> [Exercise directions]: Will you give every entry again exactly as it stands?

> [Given records]:
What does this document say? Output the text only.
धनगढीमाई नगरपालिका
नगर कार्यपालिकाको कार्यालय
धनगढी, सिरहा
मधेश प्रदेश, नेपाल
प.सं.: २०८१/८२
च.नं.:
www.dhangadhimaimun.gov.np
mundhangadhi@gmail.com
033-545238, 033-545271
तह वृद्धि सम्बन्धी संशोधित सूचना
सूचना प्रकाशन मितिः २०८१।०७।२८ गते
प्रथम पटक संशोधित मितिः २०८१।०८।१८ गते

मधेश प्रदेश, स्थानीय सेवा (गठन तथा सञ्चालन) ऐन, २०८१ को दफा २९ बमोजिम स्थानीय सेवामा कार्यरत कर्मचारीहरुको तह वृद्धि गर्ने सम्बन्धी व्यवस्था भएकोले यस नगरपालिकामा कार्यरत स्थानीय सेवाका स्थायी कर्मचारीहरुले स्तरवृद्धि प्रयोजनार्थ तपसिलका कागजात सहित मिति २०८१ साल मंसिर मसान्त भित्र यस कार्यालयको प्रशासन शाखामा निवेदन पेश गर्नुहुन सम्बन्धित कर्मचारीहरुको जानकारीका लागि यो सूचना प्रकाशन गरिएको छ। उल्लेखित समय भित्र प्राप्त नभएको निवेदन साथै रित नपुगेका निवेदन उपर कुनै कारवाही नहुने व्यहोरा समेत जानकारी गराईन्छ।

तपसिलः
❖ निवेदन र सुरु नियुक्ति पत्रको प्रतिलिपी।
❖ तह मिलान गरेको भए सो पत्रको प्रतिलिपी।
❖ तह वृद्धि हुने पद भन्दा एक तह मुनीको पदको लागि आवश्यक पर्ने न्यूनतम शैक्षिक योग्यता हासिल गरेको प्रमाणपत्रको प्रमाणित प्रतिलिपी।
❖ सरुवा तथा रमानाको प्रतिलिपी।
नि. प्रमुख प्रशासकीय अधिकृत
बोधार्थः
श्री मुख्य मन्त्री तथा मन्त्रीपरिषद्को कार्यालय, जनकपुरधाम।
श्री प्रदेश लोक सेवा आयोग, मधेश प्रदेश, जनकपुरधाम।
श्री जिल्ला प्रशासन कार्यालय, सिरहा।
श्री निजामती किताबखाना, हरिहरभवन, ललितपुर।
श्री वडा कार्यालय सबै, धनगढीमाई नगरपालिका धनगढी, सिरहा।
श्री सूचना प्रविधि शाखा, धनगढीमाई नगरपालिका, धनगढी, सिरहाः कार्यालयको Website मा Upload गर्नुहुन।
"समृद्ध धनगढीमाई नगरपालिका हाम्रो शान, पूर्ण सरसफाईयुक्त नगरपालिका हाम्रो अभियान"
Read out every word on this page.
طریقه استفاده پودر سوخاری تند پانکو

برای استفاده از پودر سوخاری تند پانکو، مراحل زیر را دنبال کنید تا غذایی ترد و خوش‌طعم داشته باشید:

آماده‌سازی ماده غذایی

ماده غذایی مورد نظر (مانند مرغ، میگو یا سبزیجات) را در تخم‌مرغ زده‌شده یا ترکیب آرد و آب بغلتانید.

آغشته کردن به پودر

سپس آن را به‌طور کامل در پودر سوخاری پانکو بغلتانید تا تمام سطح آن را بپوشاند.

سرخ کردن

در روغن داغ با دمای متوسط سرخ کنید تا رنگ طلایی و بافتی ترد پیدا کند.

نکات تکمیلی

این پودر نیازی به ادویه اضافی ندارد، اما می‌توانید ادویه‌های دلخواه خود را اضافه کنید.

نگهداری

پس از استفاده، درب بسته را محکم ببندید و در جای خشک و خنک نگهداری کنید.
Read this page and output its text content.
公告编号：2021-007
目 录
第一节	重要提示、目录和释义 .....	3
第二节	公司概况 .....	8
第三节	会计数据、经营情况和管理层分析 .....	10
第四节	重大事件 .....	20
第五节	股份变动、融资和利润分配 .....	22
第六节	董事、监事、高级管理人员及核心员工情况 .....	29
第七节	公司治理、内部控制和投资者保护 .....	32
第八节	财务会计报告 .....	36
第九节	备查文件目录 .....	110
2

> [Exercise solution]:
What does this document say? Output the text only.
धनगढीमाई नगरपालिका
नगर कार्यपालिकाको कार्यालय
धनगढी, सिरहा
मधेश प्रदेश, नेपाल
प.सं.: २०८१/८२
च.नं.:
www.dhangadhimaimun.gov.np
mundhangadhi@gmail.com
033-545238, 033-545271
तह वृद्धि सम्बन्धी संशोधित सूचना
सूचना प्रकाशन मितिः २०८१।०७।२८ गते
प्रथम पटक संशोधित मितिः २०८१।०८।१८ गते

मधेश प्रदेश, स्थानीय सेवा (गठन तथा सञ्चालन) ऐन, २०८१ को दफा २९ बमोजिम स्थानीय सेवामा कार्यरत कर्मचारीहरुको तह वृद्धि गर्ने सम्बन्धी व्यवस्था भएकोले यस नगरपालिकामा कार्यरत स्थानीय सेवाका स्थायी कर्मचारीहरुले स्तरवृद्धि प्रयोजनार्थ तपसिलका कागजात सहित मिति २०८१ साल मंसिर मसान्त भित्र यस कार्यालयको प्रशासन शाखामा निवेदन पेश गर्नुहुन सम्बन्धित कर्मचारीहरुको जानकारीका लागि यो सूचना प्रकाशन गरिएको छ। उल्लेखित समय भित्र प्राप्त नभएको निवेदन साथै रित नपुगेका निवेदन उपर कुनै कारवाही नहुने व्यहोरा समेत जानकारी गराईन्छ।

तपसिलः
❖ निवेदन र सुरु नियुक्ति पत्रको प्रतिलिपी।
❖ तह मिलान गरेको भए सो पत्रको प्रतिलिपी।
❖ तह वृद्धि हुने पद भन्दा एक तह मुनीको पदको लागि आवश्यक पर्ने न्यूनतम शैक्षिक योग्यता हासिल गरेको प्रमाणपत्रको प्रमाणित प्रतिलिपी।
❖ सरुवा तथा रमानाको प्रतिलिपी।
नि. प्रमुख प्रशासकीय अधिकृत
बोधार्थः
श्री मुख्य मन्त्री तथा मन्त्रीपरिषद्को कार्यालय, जनकपुरधाम।
श्री प्रदेश लोक सेवा आयोग, मधेश प्रदेश, जनकपुरधाम।
श्री जिल्ला प्रशासन कार्यालय, सिरहा।
श्री निजामती किताबखाना, हरिहरभवन, ललितपुर।
श्री वडा कार्यालय सबै, धनगढीमाई नगरपालिका धनगढी, सिरहा।
श्री सूचना प्रविधि शाखा, धनगढीमाई नगरपालिका, धनगढी, सिरहाः कार्यालयको Website मा Upload गर्नुहुन।
"समृद्ध धनगढीमाई नगरपालिका हाम्रो शान, पूर्ण सरसफाईयुक्त नगरपालिका हाम्रो अभियान"
Read out every word on this page.
طریقه استفاده پودر سوخاری تند پانکو

برای استفاده از پودر سوخاری تند پانکو، مراحل زیر را دنبال کنید تا غذایی ترد و خوش‌طعم داشته باشید:

آماده‌سازی ماده غذایی

ماده غذایی مورد نظر (مانند مرغ، میگو یا سبزیجات) را در تخم‌مرغ زده‌شده یا ترکیب آرد و آب بغلتانید.

آغشته کردن به پودر

سپس آن را به‌طور کامل در پودر سوخاری پانکو بغلتانید تا تمام سطح آن را بپوشاند.

سرخ کردن

در روغن داغ با دمای متوسط سرخ کنید تا رنگ طلایی و بافتی ترد پیدا کند.

نکات تکمیلی

این پودر نیازی به ادویه اضافی ندارد، اما می‌توانید ادویه‌های دلخواه خود را اضافه کنید.

نگهداری

پس از استفاده، درب بسته را محکم ببندید و در جای خشک و خنک نگهداری کنید.
Read this page and output its text content.
公告编号：2021-007
目 录
第一节	重要提示、目录和释义 .....	3
第二节	公司概况 .....	8
第三节	会计数据、经营情况和管理层分析 .....	10
第四节	重大事件 .....	20
第五节	股份变动、融资和利润分配 .....	22
第六节	董事、监事、高级管理人员及核心员工情况 .....	29
第七节	公司治理、内部控制和投资者保护 .....	32
第八节	财务会计报告 .....	36
第九节	备查文件目录 .....	110
2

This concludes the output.